● Challenge: Your task is to repeat the entries word for word while leaving out the pictures.

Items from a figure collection
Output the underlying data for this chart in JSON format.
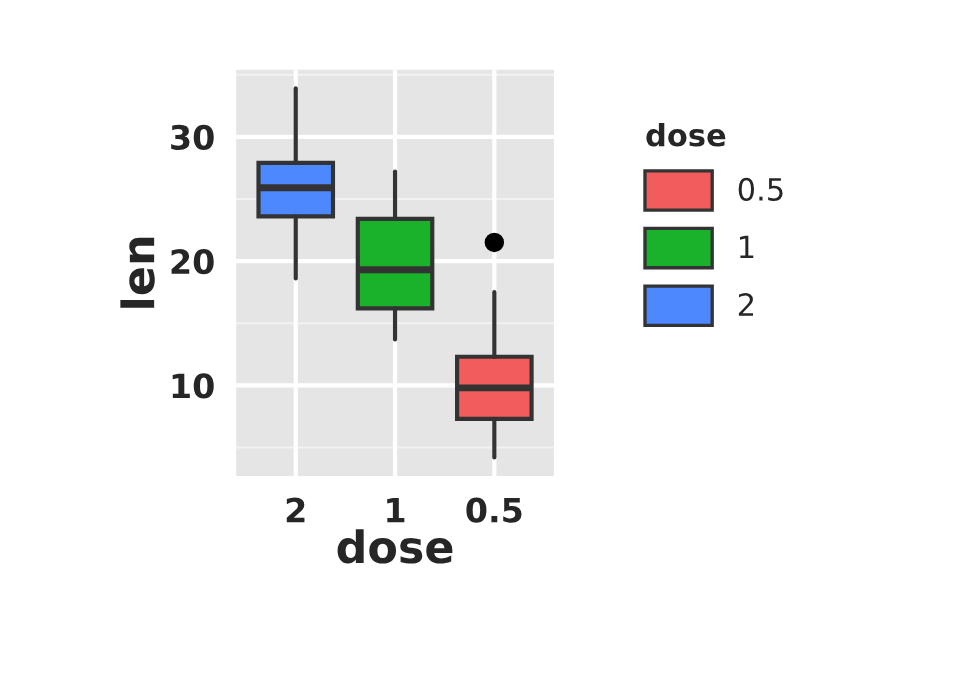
{
  "chart_data": {
    "type": "box",
    "xlabel": "dose",
    "ylabel": "len",
    "legend_title": "dose",
    "legend": "right",
    "grid": true,
    "categories": [
      "2",
      "1",
      "0.5"
    ],
    "series": [
      {
        "name": "0.5",
        "color": "#f25c5c",
        "boxes": [
          null,
          null,
          {
            "low": 4.2,
            "q1": 7.3,
            "median": 9.8,
            "q3": 12.3,
            "high": 17.5,
            "outliers": [
              21.5
            ]
          }
        ]
      },
      {
        "name": "1",
        "color": "#1ab22a",
        "boxes": [
          null,
          {
            "low": 13.7,
            "q1": 16.2,
            "median": 19.3,
            "q3": 23.4,
            "high": 27.2
          },
          null
        ]
      },
      {
        "name": "2",
        "color": "#4d88ff",
        "boxes": [
          {
            "low": 18.6,
            "q1": 23.6,
            "median": 25.9,
            "q3": 27.9,
            "high": 33.9
          },
          null,
          null
        ]
      }
    ],
    "ylim": [
      2.7,
      35.4
    ],
    "yticks": [
      10,
      20,
      30
    ]
  }
}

● Result of the task:
Output the underlying data for this chart in JSON format.
{
  "chart_data": {
    "type": "box",
    "xlabel": "dose",
    "ylabel": "len",
    "legend_title": "dose",
    "legend": "right",
    "grid": true,
    "categories": [
      "2",
      "1",
      "0.5"
    ],
    "series": [
      {
        "name": "0.5",
        "color": "#f25c5c",
        "boxes": [
          null,
          null,
          {
            "low": 4.2,
            "q1": 7.3,
            "median": 9.8,
            "q3": 12.3,
            "high": 17.5,
            "outliers": [
              21.5
            ]
          }
        ]
      },
      {
        "name": "1",
        "color": "#1ab22a",
        "boxes": [
          null,
          {
            "low": 13.7,
            "q1": 16.2,
            "median": 19.3,
            "q3": 23.4,
            "high": 27.2
          },
          null
        ]
      },
      {
        "name": "2",
        "color": "#4d88ff",
        "boxes": [
          {
            "low": 18.6,
            "q1": 23.6,
            "median": 25.9,
            "q3": 27.9,
            "high": 33.9
          },
          null,
          null
        ]
      }
    ],
    "ylim": [
      2.7,
      35.4
    ],
    "yticks": [
      10,
      20,
      30
    ]
  }
}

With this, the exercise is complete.